### Record excerpts:
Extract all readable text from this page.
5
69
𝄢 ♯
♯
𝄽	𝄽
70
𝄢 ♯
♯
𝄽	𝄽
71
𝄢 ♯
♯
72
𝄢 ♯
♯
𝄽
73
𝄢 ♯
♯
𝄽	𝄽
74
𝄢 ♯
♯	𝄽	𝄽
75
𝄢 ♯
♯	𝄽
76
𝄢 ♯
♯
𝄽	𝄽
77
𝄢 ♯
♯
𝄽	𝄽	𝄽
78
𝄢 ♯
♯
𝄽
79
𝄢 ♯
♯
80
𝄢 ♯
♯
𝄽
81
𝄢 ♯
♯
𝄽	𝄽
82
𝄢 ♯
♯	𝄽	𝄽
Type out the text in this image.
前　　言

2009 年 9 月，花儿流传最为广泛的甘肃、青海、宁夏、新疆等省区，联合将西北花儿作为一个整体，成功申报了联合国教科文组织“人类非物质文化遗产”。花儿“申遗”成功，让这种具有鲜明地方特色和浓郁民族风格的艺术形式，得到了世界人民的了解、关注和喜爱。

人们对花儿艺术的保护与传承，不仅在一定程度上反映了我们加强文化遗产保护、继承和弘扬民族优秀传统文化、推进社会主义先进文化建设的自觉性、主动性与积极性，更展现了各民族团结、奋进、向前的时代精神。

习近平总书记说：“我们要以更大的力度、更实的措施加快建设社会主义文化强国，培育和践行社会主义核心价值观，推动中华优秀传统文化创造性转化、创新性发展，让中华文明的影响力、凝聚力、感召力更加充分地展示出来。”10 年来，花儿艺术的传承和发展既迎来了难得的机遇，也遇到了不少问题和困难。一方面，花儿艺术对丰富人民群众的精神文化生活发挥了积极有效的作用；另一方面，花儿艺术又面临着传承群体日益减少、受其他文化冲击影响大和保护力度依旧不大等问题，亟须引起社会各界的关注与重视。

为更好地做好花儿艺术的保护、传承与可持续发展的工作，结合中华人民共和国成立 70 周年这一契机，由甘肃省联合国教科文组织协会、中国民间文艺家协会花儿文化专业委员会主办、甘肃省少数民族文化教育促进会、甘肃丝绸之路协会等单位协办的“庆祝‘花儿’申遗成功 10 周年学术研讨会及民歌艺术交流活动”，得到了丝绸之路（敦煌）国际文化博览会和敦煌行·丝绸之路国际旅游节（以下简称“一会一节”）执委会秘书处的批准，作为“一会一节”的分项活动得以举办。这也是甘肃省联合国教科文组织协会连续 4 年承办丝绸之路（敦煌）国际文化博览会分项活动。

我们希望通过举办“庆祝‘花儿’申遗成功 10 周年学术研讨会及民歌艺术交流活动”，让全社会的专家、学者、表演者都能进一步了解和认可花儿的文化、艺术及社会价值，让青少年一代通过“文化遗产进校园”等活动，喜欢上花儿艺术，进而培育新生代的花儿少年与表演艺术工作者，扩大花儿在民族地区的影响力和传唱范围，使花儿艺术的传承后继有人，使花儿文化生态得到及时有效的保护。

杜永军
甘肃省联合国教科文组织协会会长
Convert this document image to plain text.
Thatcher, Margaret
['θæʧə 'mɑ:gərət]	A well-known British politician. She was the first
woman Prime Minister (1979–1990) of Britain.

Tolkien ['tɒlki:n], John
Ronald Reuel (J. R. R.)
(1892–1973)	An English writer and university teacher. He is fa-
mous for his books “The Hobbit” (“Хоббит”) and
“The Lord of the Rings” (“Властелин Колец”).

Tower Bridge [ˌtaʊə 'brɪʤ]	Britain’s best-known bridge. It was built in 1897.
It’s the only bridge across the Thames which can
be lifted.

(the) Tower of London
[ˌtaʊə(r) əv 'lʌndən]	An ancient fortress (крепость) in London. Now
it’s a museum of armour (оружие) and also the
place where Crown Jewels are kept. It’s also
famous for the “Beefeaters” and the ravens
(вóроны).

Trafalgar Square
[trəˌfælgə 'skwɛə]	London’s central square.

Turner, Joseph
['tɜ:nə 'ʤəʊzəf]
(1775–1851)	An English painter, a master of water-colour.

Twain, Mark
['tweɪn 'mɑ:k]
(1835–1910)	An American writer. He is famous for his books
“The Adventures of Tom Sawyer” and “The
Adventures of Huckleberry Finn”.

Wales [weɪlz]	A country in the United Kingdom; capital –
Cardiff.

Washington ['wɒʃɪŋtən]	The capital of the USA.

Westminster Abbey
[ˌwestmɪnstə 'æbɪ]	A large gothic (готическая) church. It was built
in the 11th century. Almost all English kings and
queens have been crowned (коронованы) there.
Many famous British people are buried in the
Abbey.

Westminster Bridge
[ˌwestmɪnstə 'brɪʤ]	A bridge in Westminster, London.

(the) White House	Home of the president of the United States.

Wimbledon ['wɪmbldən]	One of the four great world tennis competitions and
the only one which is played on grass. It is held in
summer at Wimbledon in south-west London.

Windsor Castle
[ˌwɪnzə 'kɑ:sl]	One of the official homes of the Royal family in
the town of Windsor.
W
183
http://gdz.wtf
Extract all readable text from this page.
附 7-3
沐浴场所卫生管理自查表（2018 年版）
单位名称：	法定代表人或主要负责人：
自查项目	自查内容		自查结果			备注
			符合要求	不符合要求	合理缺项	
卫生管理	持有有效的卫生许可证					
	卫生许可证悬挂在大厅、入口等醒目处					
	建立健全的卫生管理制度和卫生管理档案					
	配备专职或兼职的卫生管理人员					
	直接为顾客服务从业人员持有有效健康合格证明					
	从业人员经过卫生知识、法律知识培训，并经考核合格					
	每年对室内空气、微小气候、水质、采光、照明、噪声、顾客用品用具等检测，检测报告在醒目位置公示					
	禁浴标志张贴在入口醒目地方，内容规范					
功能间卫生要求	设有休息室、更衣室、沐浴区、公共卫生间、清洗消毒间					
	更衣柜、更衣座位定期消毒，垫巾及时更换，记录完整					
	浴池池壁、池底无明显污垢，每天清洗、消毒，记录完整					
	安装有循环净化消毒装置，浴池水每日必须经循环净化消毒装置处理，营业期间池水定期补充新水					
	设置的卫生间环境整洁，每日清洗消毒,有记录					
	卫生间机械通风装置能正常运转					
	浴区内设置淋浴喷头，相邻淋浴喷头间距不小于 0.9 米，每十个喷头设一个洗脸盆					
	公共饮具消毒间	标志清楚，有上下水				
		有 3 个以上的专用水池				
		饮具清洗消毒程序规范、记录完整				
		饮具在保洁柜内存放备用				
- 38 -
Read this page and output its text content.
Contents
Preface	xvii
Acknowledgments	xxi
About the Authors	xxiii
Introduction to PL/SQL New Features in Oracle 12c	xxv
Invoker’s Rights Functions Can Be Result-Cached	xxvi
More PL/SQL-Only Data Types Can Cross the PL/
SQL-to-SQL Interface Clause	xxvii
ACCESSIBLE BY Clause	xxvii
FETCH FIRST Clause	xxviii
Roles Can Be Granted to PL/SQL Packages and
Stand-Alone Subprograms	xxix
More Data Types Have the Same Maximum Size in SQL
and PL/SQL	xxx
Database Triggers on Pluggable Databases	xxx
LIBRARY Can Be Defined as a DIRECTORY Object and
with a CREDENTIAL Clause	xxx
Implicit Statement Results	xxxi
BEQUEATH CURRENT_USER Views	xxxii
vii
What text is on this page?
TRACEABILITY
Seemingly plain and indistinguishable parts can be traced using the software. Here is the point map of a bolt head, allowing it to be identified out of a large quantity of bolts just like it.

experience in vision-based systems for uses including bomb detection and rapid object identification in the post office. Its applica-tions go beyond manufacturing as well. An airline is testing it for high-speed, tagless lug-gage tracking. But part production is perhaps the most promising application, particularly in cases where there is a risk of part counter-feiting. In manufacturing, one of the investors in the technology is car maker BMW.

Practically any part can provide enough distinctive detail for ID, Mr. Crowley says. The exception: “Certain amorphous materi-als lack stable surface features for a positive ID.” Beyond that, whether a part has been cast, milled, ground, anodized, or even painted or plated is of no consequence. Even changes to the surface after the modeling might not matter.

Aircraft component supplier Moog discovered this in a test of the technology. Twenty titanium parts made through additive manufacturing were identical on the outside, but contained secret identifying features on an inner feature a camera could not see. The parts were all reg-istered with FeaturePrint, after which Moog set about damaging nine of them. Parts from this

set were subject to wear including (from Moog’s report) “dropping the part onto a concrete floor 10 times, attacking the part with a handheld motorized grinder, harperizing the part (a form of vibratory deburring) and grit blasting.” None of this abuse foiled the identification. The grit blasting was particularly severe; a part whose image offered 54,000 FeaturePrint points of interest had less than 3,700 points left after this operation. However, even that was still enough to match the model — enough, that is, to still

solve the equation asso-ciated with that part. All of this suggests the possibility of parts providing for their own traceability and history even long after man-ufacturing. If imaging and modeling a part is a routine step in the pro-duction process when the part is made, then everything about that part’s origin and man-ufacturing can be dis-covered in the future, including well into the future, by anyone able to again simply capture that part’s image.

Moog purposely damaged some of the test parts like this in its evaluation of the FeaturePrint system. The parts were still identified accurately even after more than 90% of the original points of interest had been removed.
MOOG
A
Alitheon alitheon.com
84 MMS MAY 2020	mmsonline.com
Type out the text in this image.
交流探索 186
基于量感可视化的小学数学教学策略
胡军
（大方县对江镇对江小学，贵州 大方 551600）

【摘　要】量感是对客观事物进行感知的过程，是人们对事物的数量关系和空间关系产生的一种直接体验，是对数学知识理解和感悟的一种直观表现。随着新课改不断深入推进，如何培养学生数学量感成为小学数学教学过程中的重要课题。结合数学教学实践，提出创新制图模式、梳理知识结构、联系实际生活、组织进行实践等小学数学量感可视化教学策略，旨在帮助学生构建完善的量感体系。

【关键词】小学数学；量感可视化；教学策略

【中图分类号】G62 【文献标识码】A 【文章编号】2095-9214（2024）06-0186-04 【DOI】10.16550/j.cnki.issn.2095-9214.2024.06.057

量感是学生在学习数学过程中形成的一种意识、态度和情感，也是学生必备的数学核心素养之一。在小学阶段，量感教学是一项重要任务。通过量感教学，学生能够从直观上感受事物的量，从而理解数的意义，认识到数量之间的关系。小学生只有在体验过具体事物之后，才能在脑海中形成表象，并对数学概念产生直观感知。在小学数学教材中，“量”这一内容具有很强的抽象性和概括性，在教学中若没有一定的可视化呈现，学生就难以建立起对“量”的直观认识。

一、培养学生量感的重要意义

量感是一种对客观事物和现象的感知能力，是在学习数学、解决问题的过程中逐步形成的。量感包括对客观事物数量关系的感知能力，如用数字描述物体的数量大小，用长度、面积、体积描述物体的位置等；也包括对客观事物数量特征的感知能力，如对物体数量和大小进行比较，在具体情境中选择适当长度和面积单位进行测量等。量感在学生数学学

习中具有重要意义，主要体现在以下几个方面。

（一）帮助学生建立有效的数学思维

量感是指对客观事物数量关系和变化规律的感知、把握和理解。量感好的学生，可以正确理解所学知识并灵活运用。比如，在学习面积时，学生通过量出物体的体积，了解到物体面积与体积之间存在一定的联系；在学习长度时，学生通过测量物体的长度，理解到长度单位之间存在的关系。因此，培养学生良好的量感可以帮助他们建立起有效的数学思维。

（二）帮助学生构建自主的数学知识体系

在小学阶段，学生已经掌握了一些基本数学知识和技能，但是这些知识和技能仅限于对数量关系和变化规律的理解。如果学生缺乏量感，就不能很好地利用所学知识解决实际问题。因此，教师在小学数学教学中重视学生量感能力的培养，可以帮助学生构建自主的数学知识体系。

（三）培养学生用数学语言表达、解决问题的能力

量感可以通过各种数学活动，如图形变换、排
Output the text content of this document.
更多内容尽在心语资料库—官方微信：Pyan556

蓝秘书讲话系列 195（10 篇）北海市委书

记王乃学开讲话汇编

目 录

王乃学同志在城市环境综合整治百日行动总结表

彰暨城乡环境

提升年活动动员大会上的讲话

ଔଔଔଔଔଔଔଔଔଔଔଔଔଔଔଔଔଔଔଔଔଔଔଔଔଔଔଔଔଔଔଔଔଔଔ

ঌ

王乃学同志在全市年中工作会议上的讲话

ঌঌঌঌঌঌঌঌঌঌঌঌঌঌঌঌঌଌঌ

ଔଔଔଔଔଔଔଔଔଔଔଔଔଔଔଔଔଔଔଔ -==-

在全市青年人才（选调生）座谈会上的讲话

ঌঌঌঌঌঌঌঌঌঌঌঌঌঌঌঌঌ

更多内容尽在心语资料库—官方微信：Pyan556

### Aim of the exercise:
Count every line bearing the word "记录完整"; report the total only.

### The completed task:
3